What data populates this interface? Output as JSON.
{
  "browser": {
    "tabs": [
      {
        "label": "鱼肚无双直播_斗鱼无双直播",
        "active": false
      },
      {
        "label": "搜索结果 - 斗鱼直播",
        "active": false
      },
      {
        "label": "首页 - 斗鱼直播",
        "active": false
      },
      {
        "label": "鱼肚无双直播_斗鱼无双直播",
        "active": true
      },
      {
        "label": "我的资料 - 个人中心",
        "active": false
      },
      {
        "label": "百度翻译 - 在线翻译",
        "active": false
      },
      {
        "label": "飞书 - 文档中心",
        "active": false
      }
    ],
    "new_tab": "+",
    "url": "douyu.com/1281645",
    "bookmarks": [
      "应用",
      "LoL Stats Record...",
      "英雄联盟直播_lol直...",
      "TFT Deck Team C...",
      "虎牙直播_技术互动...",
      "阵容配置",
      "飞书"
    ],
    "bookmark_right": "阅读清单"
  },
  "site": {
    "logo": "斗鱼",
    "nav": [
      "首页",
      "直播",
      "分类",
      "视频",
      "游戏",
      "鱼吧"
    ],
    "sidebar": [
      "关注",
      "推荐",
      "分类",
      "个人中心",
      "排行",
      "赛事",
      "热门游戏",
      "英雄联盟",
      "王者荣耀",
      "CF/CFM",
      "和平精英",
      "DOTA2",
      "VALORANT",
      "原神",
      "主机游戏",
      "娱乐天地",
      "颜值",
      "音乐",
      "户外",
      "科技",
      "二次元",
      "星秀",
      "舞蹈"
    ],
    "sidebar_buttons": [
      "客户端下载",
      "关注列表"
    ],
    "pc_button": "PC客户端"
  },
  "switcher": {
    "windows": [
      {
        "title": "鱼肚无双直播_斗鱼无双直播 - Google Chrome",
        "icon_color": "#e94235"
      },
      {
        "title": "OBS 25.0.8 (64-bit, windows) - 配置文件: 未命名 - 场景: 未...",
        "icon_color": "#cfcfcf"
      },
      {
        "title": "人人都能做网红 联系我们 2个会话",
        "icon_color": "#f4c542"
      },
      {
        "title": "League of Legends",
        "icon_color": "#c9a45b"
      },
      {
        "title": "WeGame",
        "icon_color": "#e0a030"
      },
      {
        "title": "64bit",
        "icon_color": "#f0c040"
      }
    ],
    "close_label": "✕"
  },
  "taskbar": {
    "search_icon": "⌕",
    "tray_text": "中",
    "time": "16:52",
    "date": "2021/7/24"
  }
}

******

INSTRUCTIONS FOR THE TASK –
Extract all of the data above without altering anything.

THE COMPLETED TASK –
What data populates this interface? Output as JSON.
{
  "browser": {
    "tabs": [
      {
        "label": "鱼肚无双直播_斗鱼无双直播",
        "active": false
      },
      {
        "label": "搜索结果 - 斗鱼直播",
        "active": false
      },
      {
        "label": "首页 - 斗鱼直播",
        "active": false
      },
      {
        "label": "鱼肚无双直播_斗鱼无双直播",
        "active": true
      },
      {
        "label": "我的资料 - 个人中心",
        "active": false
      },
      {
        "label": "百度翻译 - 在线翻译",
        "active": false
      },
      {
        "label": "飞书 - 文档中心",
        "active": false
      }
    ],
    "new_tab": "+",
    "url": "douyu.com/1281645",
    "bookmarks": [
      "应用",
      "LoL Stats Record...",
      "英雄联盟直播_lol直...",
      "TFT Deck Team C...",
      "虎牙直播_技术互动...",
      "阵容配置",
      "飞书"
    ],
    "bookmark_right": "阅读清单"
  },
  "site": {
    "logo": "斗鱼",
    "nav": [
      "首页",
      "直播",
      "分类",
      "视频",
      "游戏",
      "鱼吧"
    ],
    "sidebar": [
      "关注",
      "推荐",
      "分类",
      "个人中心",
      "排行",
      "赛事",
      "热门游戏",
      "英雄联盟",
      "王者荣耀",
      "CF/CFM",
      "和平精英",
      "DOTA2",
      "VALORANT",
      "原神",
      "主机游戏",
      "娱乐天地",
      "颜值",
      "音乐",
      "户外",
      "科技",
      "二次元",
      "星秀",
      "舞蹈"
    ],
    "sidebar_buttons": [
      "客户端下载",
      "关注列表"
    ],
    "pc_button": "PC客户端"
  },
  "switcher": {
    "windows": [
      {
        "title": "鱼肚无双直播_斗鱼无双直播 - Google Chrome",
        "icon_color": "#e94235"
      },
      {
        "title": "OBS 25.0.8 (64-bit, windows) - 配置文件: 未命名 - 场景: 未...",
        "icon_color": "#cfcfcf"
      },
      {
        "title": "人人都能做网红 联系我们 2个会话",
        "icon_color": "#f4c542"
      },
      {
        "title": "League of Legends",
        "icon_color": "#c9a45b"
      },
      {
        "title": "WeGame",
        "icon_color": "#e0a030"
      },
      {
        "title": "64bit",
        "icon_color": "#f0c040"
      }
    ],
    "close_label": "✕"
  },
  "taskbar": {
    "search_icon": "⌕",
    "tray_text": "中",
    "time": "16:52",
    "date": "2021/7/24"
  }
}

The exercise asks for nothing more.